* [Exercise material]

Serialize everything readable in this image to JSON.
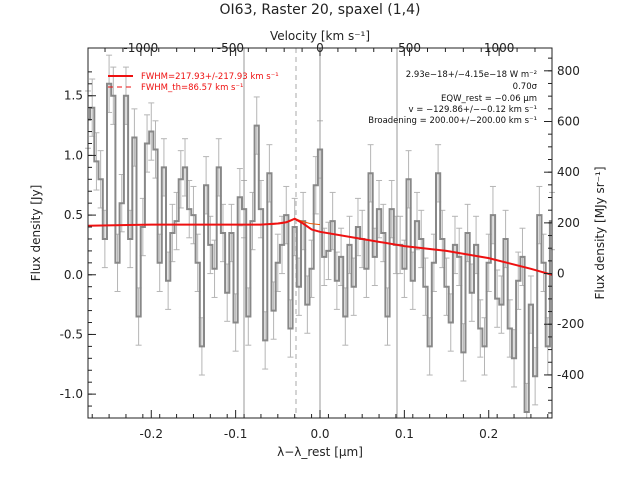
{
  "chart_data": {
    "type": "line",
    "title": "OI63, Raster 20, spaxel (1,4)",
    "xlabel": "λ−λ_rest [μm]",
    "ylabel": "Flux density [Jy]",
    "top_xlabel": "Velocity [km s⁻¹]",
    "right_ylabel": "Flux density [MJy sr⁻¹]",
    "xlim": [
      -0.275,
      0.275
    ],
    "ylim": [
      -1.2,
      1.9
    ],
    "velocity_lim": [
      -1295,
      1295
    ],
    "right_ylim": [
      -570,
      890
    ],
    "x_ticks": [
      "-0.2",
      "-0.1",
      "0.0",
      "0.1",
      "0.2"
    ],
    "x_tick_values": [
      -0.2,
      -0.1,
      0.0,
      0.1,
      0.2
    ],
    "y_ticks": [
      "-1.0",
      "-0.5",
      "0.0",
      "0.5",
      "1.0",
      "1.5"
    ],
    "y_tick_values": [
      -1.0,
      -0.5,
      0.0,
      0.5,
      1.0,
      1.5
    ],
    "top_ticks": [
      "-1000",
      "-500",
      "0",
      "500",
      "1000"
    ],
    "top_tick_values": [
      -1000,
      -500,
      0,
      500,
      1000
    ],
    "right_ticks": [
      "-400",
      "-200",
      "0",
      "200",
      "400",
      "600",
      "800"
    ],
    "right_tick_values": [
      -400,
      -200,
      0,
      200,
      400,
      600,
      800
    ],
    "grid": false,
    "vlines_solid": [
      -0.094,
      0.0,
      0.094
    ],
    "vline_dashed": -0.029,
    "legend": [
      {
        "label": "FWHM=217.93+/-217.93 km s⁻¹",
        "style": "solid"
      },
      {
        "label": "FWHM_th=86.57 km s⁻¹",
        "style": "dashed"
      }
    ],
    "annotations": [
      "2.93e−18+/−4.15e−18 W m⁻²",
      "0.70σ",
      "EQW_rest = −0.06 μm",
      "v = −129.86+/−−0.12 km s⁻¹",
      "Broadening = 200.00+/−200.00 km s⁻¹"
    ],
    "colors": {
      "data": "#888888",
      "error": "#b5b5b5",
      "fit": "#ee1111",
      "component": "#ee5500",
      "axis": "#222222",
      "ref_line": "#999999"
    },
    "series": [
      {
        "name": "spectrum",
        "x": [
          -0.275,
          -0.27,
          -0.265,
          -0.26,
          -0.255,
          -0.25,
          -0.245,
          -0.24,
          -0.235,
          -0.23,
          -0.225,
          -0.22,
          -0.215,
          -0.21,
          -0.205,
          -0.2,
          -0.195,
          -0.19,
          -0.185,
          -0.18,
          -0.175,
          -0.17,
          -0.165,
          -0.16,
          -0.155,
          -0.15,
          -0.145,
          -0.14,
          -0.135,
          -0.13,
          -0.125,
          -0.12,
          -0.115,
          -0.11,
          -0.105,
          -0.1,
          -0.095,
          -0.09,
          -0.085,
          -0.08,
          -0.075,
          -0.07,
          -0.065,
          -0.06,
          -0.055,
          -0.05,
          -0.045,
          -0.04,
          -0.035,
          -0.03,
          -0.025,
          -0.02,
          -0.015,
          -0.01,
          -0.005,
          0.0,
          0.005,
          0.01,
          0.015,
          0.02,
          0.025,
          0.03,
          0.035,
          0.04,
          0.045,
          0.05,
          0.055,
          0.06,
          0.065,
          0.07,
          0.075,
          0.08,
          0.085,
          0.09,
          0.095,
          0.1,
          0.105,
          0.11,
          0.115,
          0.12,
          0.125,
          0.13,
          0.135,
          0.14,
          0.145,
          0.15,
          0.155,
          0.16,
          0.165,
          0.17,
          0.175,
          0.18,
          0.185,
          0.19,
          0.195,
          0.2,
          0.205,
          0.21,
          0.215,
          0.22,
          0.225,
          0.23,
          0.235,
          0.24,
          0.245,
          0.25,
          0.255,
          0.26,
          0.265,
          0.27,
          0.275
        ],
        "y": [
          1.3,
          1.4,
          0.95,
          0.8,
          0.3,
          1.6,
          1.5,
          0.1,
          0.6,
          1.5,
          0.3,
          1.15,
          -0.35,
          0.4,
          1.1,
          1.2,
          1.05,
          0.1,
          0.9,
          -0.05,
          0.35,
          0.45,
          0.8,
          0.9,
          0.55,
          0.5,
          0.1,
          -0.6,
          0.75,
          0.25,
          0.05,
          0.9,
          0.35,
          -0.15,
          0.35,
          -0.4,
          0.65,
          0.55,
          -0.35,
          0.45,
          1.25,
          0.55,
          -0.55,
          0.85,
          -0.3,
          0.1,
          0.25,
          0.5,
          -0.45,
          0.4,
          -0.1,
          0.45,
          -0.25,
          0.05,
          0.75,
          1.05,
          0.15,
          0.2,
          0.45,
          -0.05,
          0.15,
          -0.35,
          0.25,
          -0.1,
          0.4,
          0.3,
          0.05,
          0.85,
          0.15,
          0.55,
          0.35,
          -0.35,
          0.55,
          0.25,
          0.25,
          0.05,
          0.8,
          -0.05,
          0.45,
          0.3,
          -0.1,
          -0.6,
          0.1,
          0.85,
          0.3,
          -0.1,
          -0.4,
          0.25,
          0.15,
          -0.65,
          0.35,
          -0.15,
          0.25,
          -0.45,
          -0.6,
          0.1,
          0.5,
          -0.2,
          -0.25,
          0.3,
          -0.45,
          -0.7,
          -0.05,
          0.15,
          -1.15,
          -0.25,
          -0.85,
          0.5,
          0.1,
          -0.6,
          0.45
        ]
      },
      {
        "name": "fit",
        "x": [
          -0.275,
          -0.2,
          -0.1,
          -0.07,
          -0.05,
          -0.04,
          -0.03,
          -0.02,
          -0.01,
          0.0,
          0.05,
          0.1,
          0.15,
          0.2,
          0.25,
          0.275
        ],
        "y": [
          0.41,
          0.42,
          0.42,
          0.42,
          0.43,
          0.44,
          0.47,
          0.43,
          0.38,
          0.36,
          0.3,
          0.24,
          0.2,
          0.14,
          0.05,
          0.0
        ]
      }
    ]
  }
}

* [Work to complete] Quote each entry above verbatim and drop the pictures.

* [Task result]
Serialize everything readable in this image to JSON.
{
  "chart_data": {
    "type": "line",
    "title": "OI63, Raster 20, spaxel (1,4)",
    "xlabel": "λ−λ_rest [μm]",
    "ylabel": "Flux density [Jy]",
    "top_xlabel": "Velocity [km s⁻¹]",
    "right_ylabel": "Flux density [MJy sr⁻¹]",
    "xlim": [
      -0.275,
      0.275
    ],
    "ylim": [
      -1.2,
      1.9
    ],
    "velocity_lim": [
      -1295,
      1295
    ],
    "right_ylim": [
      -570,
      890
    ],
    "x_ticks": [
      "-0.2",
      "-0.1",
      "0.0",
      "0.1",
      "0.2"
    ],
    "x_tick_values": [
      -0.2,
      -0.1,
      0.0,
      0.1,
      0.2
    ],
    "y_ticks": [
      "-1.0",
      "-0.5",
      "0.0",
      "0.5",
      "1.0",
      "1.5"
    ],
    "y_tick_values": [
      -1.0,
      -0.5,
      0.0,
      0.5,
      1.0,
      1.5
    ],
    "top_ticks": [
      "-1000",
      "-500",
      "0",
      "500",
      "1000"
    ],
    "top_tick_values": [
      -1000,
      -500,
      0,
      500,
      1000
    ],
    "right_ticks": [
      "-400",
      "-200",
      "0",
      "200",
      "400",
      "600",
      "800"
    ],
    "right_tick_values": [
      -400,
      -200,
      0,
      200,
      400,
      600,
      800
    ],
    "grid": false,
    "vlines_solid": [
      -0.094,
      0.0,
      0.094
    ],
    "vline_dashed": -0.029,
    "legend": [
      {
        "label": "FWHM=217.93+/-217.93 km s⁻¹",
        "style": "solid"
      },
      {
        "label": "FWHM_th=86.57 km s⁻¹",
        "style": "dashed"
      }
    ],
    "annotations": [
      "2.93e−18+/−4.15e−18 W m⁻²",
      "0.70σ",
      "EQW_rest = −0.06 μm",
      "v = −129.86+/−−0.12 km s⁻¹",
      "Broadening = 200.00+/−200.00 km s⁻¹"
    ],
    "colors": {
      "data": "#888888",
      "error": "#b5b5b5",
      "fit": "#ee1111",
      "component": "#ee5500",
      "axis": "#222222",
      "ref_line": "#999999"
    },
    "series": [
      {
        "name": "spectrum",
        "x": [
          -0.275,
          -0.27,
          -0.265,
          -0.26,
          -0.255,
          -0.25,
          -0.245,
          -0.24,
          -0.235,
          -0.23,
          -0.225,
          -0.22,
          -0.215,
          -0.21,
          -0.205,
          -0.2,
          -0.195,
          -0.19,
          -0.185,
          -0.18,
          -0.175,
          -0.17,
          -0.165,
          -0.16,
          -0.155,
          -0.15,
          -0.145,
          -0.14,
          -0.135,
          -0.13,
          -0.125,
          -0.12,
          -0.115,
          -0.11,
          -0.105,
          -0.1,
          -0.095,
          -0.09,
          -0.085,
          -0.08,
          -0.075,
          -0.07,
          -0.065,
          -0.06,
          -0.055,
          -0.05,
          -0.045,
          -0.04,
          -0.035,
          -0.03,
          -0.025,
          -0.02,
          -0.015,
          -0.01,
          -0.005,
          0.0,
          0.005,
          0.01,
          0.015,
          0.02,
          0.025,
          0.03,
          0.035,
          0.04,
          0.045,
          0.05,
          0.055,
          0.06,
          0.065,
          0.07,
          0.075,
          0.08,
          0.085,
          0.09,
          0.095,
          0.1,
          0.105,
          0.11,
          0.115,
          0.12,
          0.125,
          0.13,
          0.135,
          0.14,
          0.145,
          0.15,
          0.155,
          0.16,
          0.165,
          0.17,
          0.175,
          0.18,
          0.185,
          0.19,
          0.195,
          0.2,
          0.205,
          0.21,
          0.215,
          0.22,
          0.225,
          0.23,
          0.235,
          0.24,
          0.245,
          0.25,
          0.255,
          0.26,
          0.265,
          0.27,
          0.275
        ],
        "y": [
          1.3,
          1.4,
          0.95,
          0.8,
          0.3,
          1.6,
          1.5,
          0.1,
          0.6,
          1.5,
          0.3,
          1.15,
          -0.35,
          0.4,
          1.1,
          1.2,
          1.05,
          0.1,
          0.9,
          -0.05,
          0.35,
          0.45,
          0.8,
          0.9,
          0.55,
          0.5,
          0.1,
          -0.6,
          0.75,
          0.25,
          0.05,
          0.9,
          0.35,
          -0.15,
          0.35,
          -0.4,
          0.65,
          0.55,
          -0.35,
          0.45,
          1.25,
          0.55,
          -0.55,
          0.85,
          -0.3,
          0.1,
          0.25,
          0.5,
          -0.45,
          0.4,
          -0.1,
          0.45,
          -0.25,
          0.05,
          0.75,
          1.05,
          0.15,
          0.2,
          0.45,
          -0.05,
          0.15,
          -0.35,
          0.25,
          -0.1,
          0.4,
          0.3,
          0.05,
          0.85,
          0.15,
          0.55,
          0.35,
          -0.35,
          0.55,
          0.25,
          0.25,
          0.05,
          0.8,
          -0.05,
          0.45,
          0.3,
          -0.1,
          -0.6,
          0.1,
          0.85,
          0.3,
          -0.1,
          -0.4,
          0.25,
          0.15,
          -0.65,
          0.35,
          -0.15,
          0.25,
          -0.45,
          -0.6,
          0.1,
          0.5,
          -0.2,
          -0.25,
          0.3,
          -0.45,
          -0.7,
          -0.05,
          0.15,
          -1.15,
          -0.25,
          -0.85,
          0.5,
          0.1,
          -0.6,
          0.45
        ]
      },
      {
        "name": "fit",
        "x": [
          -0.275,
          -0.2,
          -0.1,
          -0.07,
          -0.05,
          -0.04,
          -0.03,
          -0.02,
          -0.01,
          0.0,
          0.05,
          0.1,
          0.15,
          0.2,
          0.25,
          0.275
        ],
        "y": [
          0.41,
          0.42,
          0.42,
          0.42,
          0.43,
          0.44,
          0.47,
          0.43,
          0.38,
          0.36,
          0.3,
          0.24,
          0.2,
          0.14,
          0.05,
          0.0
        ]
      }
    ]
  }
}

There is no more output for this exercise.